Material to process →
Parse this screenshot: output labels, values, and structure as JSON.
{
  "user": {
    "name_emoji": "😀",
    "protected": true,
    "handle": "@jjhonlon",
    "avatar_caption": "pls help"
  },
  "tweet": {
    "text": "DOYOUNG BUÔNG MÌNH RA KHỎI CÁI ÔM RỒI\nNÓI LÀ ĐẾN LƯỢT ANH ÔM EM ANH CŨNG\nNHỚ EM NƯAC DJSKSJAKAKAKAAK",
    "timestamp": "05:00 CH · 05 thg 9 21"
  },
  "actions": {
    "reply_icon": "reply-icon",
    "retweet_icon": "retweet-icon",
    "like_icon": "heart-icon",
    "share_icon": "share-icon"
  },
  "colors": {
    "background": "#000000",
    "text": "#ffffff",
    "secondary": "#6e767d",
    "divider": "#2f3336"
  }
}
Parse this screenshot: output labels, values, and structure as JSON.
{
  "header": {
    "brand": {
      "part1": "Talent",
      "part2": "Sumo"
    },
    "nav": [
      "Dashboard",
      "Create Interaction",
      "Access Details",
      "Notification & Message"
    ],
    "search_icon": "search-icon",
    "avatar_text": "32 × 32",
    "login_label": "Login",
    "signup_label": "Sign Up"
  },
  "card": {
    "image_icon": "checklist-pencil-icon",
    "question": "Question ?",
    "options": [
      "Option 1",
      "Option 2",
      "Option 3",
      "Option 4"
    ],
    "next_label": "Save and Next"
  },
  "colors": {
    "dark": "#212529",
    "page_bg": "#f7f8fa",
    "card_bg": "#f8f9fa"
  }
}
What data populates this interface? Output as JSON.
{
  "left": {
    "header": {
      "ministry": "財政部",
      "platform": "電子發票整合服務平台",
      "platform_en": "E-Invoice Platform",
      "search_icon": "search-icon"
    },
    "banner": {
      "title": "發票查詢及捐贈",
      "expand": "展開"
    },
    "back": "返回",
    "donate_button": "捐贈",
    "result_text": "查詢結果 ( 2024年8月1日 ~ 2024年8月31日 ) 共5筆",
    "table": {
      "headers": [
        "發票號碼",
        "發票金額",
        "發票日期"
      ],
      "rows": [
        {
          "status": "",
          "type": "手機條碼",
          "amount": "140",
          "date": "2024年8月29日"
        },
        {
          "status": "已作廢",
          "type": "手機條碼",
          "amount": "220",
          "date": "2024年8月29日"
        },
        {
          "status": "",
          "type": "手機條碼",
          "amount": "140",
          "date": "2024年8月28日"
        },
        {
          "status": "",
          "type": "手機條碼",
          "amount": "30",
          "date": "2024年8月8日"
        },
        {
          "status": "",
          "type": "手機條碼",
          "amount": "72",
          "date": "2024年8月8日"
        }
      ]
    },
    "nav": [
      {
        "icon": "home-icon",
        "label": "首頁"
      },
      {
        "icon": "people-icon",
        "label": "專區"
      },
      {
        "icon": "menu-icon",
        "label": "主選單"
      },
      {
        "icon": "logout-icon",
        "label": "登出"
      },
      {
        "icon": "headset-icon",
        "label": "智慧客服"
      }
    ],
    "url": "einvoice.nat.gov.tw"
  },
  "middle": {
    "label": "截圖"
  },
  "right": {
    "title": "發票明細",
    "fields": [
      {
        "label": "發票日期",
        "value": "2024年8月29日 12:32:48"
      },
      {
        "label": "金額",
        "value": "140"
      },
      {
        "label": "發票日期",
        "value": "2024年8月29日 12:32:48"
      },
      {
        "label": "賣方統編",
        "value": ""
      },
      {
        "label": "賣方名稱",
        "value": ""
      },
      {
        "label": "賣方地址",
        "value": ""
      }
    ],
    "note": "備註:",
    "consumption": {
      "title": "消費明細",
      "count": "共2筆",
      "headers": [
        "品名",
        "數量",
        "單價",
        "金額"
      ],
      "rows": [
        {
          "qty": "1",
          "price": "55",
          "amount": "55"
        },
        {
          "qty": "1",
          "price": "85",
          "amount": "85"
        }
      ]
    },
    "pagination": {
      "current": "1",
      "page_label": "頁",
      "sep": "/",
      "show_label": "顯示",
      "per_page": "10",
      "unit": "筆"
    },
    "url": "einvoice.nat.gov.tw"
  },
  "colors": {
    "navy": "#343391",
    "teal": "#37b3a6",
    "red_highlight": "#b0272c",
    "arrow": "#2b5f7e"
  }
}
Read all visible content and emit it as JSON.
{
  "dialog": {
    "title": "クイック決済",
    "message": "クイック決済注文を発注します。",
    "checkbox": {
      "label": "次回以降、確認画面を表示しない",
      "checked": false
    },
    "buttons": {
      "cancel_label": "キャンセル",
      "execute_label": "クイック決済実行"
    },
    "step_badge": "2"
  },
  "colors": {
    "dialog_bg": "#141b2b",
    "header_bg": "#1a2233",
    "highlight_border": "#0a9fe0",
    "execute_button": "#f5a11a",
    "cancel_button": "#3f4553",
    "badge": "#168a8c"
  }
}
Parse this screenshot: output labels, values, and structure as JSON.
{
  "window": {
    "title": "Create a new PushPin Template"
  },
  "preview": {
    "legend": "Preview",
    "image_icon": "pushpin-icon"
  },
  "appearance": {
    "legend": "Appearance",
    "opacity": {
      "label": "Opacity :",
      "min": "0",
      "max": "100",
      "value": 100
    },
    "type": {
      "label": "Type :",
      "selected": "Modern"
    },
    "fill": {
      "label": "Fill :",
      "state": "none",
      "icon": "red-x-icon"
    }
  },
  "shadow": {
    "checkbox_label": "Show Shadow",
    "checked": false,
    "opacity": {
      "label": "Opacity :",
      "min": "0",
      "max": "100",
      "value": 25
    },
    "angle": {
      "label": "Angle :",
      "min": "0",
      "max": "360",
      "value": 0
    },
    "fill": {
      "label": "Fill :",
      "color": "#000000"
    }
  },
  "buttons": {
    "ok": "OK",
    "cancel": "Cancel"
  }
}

Task to complete → Every line of the data above should be reproduced word for word.

Correct output →
Parse this screenshot: output labels, values, and structure as JSON.
{
  "user": {
    "name_emoji": "😀",
    "protected": true,
    "handle": "@jjhonlon",
    "avatar_caption": "pls help"
  },
  "tweet": {
    "text": "DOYOUNG BUÔNG MÌNH RA KHỎI CÁI ÔM RỒI\nNÓI LÀ ĐẾN LƯỢT ANH ÔM EM ANH CŨNG\nNHỚ EM NƯAC DJSKSJAKAKAKAAK",
    "timestamp": "05:00 CH · 05 thg 9 21"
  },
  "actions": {
    "reply_icon": "reply-icon",
    "retweet_icon": "retweet-icon",
    "like_icon": "heart-icon",
    "share_icon": "share-icon"
  },
  "colors": {
    "background": "#000000",
    "text": "#ffffff",
    "secondary": "#6e767d",
    "divider": "#2f3336"
  }
}
Parse this screenshot: output labels, values, and structure as JSON.
{
  "header": {
    "brand": {
      "part1": "Talent",
      "part2": "Sumo"
    },
    "nav": [
      "Dashboard",
      "Create Interaction",
      "Access Details",
      "Notification & Message"
    ],
    "search_icon": "search-icon",
    "avatar_text": "32 × 32",
    "login_label": "Login",
    "signup_label": "Sign Up"
  },
  "card": {
    "image_icon": "checklist-pencil-icon",
    "question": "Question ?",
    "options": [
      "Option 1",
      "Option 2",
      "Option 3",
      "Option 4"
    ],
    "next_label": "Save and Next"
  },
  "colors": {
    "dark": "#212529",
    "page_bg": "#f7f8fa",
    "card_bg": "#f8f9fa"
  }
}
What data populates this interface? Output as JSON.
{
  "left": {
    "header": {
      "ministry": "財政部",
      "platform": "電子發票整合服務平台",
      "platform_en": "E-Invoice Platform",
      "search_icon": "search-icon"
    },
    "banner": {
      "title": "發票查詢及捐贈",
      "expand": "展開"
    },
    "back": "返回",
    "donate_button": "捐贈",
    "result_text": "查詢結果 ( 2024年8月1日 ~ 2024年8月31日 ) 共5筆",
    "table": {
      "headers": [
        "發票號碼",
        "發票金額",
        "發票日期"
      ],
      "rows": [
        {
          "status": "",
          "type": "手機條碼",
          "amount": "140",
          "date": "2024年8月29日"
        },
        {
          "status": "已作廢",
          "type": "手機條碼",
          "amount": "220",
          "date": "2024年8月29日"
        },
        {
          "status": "",
          "type": "手機條碼",
          "amount": "140",
          "date": "2024年8月28日"
        },
        {
          "status": "",
          "type": "手機條碼",
          "amount": "30",
          "date": "2024年8月8日"
        },
        {
          "status": "",
          "type": "手機條碼",
          "amount": "72",
          "date": "2024年8月8日"
        }
      ]
    },
    "nav": [
      {
        "icon": "home-icon",
        "label": "首頁"
      },
      {
        "icon": "people-icon",
        "label": "專區"
      },
      {
        "icon": "menu-icon",
        "label": "主選單"
      },
      {
        "icon": "logout-icon",
        "label": "登出"
      },
      {
        "icon": "headset-icon",
        "label": "智慧客服"
      }
    ],
    "url": "einvoice.nat.gov.tw"
  },
  "middle": {
    "label": "截圖"
  },
  "right": {
    "title": "發票明細",
    "fields": [
      {
        "label": "發票日期",
        "value": "2024年8月29日 12:32:48"
      },
      {
        "label": "金額",
        "value": "140"
      },
      {
        "label": "發票日期",
        "value": "2024年8月29日 12:32:48"
      },
      {
        "label": "賣方統編",
        "value": ""
      },
      {
        "label": "賣方名稱",
        "value": ""
      },
      {
        "label": "賣方地址",
        "value": ""
      }
    ],
    "note": "備註:",
    "consumption": {
      "title": "消費明細",
      "count": "共2筆",
      "headers": [
        "品名",
        "數量",
        "單價",
        "金額"
      ],
      "rows": [
        {
          "qty": "1",
          "price": "55",
          "amount": "55"
        },
        {
          "qty": "1",
          "price": "85",
          "amount": "85"
        }
      ]
    },
    "pagination": {
      "current": "1",
      "page_label": "頁",
      "sep": "/",
      "show_label": "顯示",
      "per_page": "10",
      "unit": "筆"
    },
    "url": "einvoice.nat.gov.tw"
  },
  "colors": {
    "navy": "#343391",
    "teal": "#37b3a6",
    "red_highlight": "#b0272c",
    "arrow": "#2b5f7e"
  }
}
Read all visible content and emit it as JSON.
{
  "dialog": {
    "title": "クイック決済",
    "message": "クイック決済注文を発注します。",
    "checkbox": {
      "label": "次回以降、確認画面を表示しない",
      "checked": false
    },
    "buttons": {
      "cancel_label": "キャンセル",
      "execute_label": "クイック決済実行"
    },
    "step_badge": "2"
  },
  "colors": {
    "dialog_bg": "#141b2b",
    "header_bg": "#1a2233",
    "highlight_border": "#0a9fe0",
    "execute_button": "#f5a11a",
    "cancel_button": "#3f4553",
    "badge": "#168a8c"
  }
}
Parse this screenshot: output labels, values, and structure as JSON.
{
  "window": {
    "title": "Create a new PushPin Template"
  },
  "preview": {
    "legend": "Preview",
    "image_icon": "pushpin-icon"
  },
  "appearance": {
    "legend": "Appearance",
    "opacity": {
      "label": "Opacity :",
      "min": "0",
      "max": "100",
      "value": 100
    },
    "type": {
      "label": "Type :",
      "selected": "Modern"
    },
    "fill": {
      "label": "Fill :",
      "state": "none",
      "icon": "red-x-icon"
    }
  },
  "shadow": {
    "checkbox_label": "Show Shadow",
    "checked": false,
    "opacity": {
      "label": "Opacity :",
      "min": "0",
      "max": "100",
      "value": 25
    },
    "angle": {
      "label": "Angle :",
      "min": "0",
      "max": "360",
      "value": 0
    },
    "fill": {
      "label": "Fill :",
      "color": "#000000"
    }
  },
  "buttons": {
    "ok": "OK",
    "cancel": "Cancel"
  }
}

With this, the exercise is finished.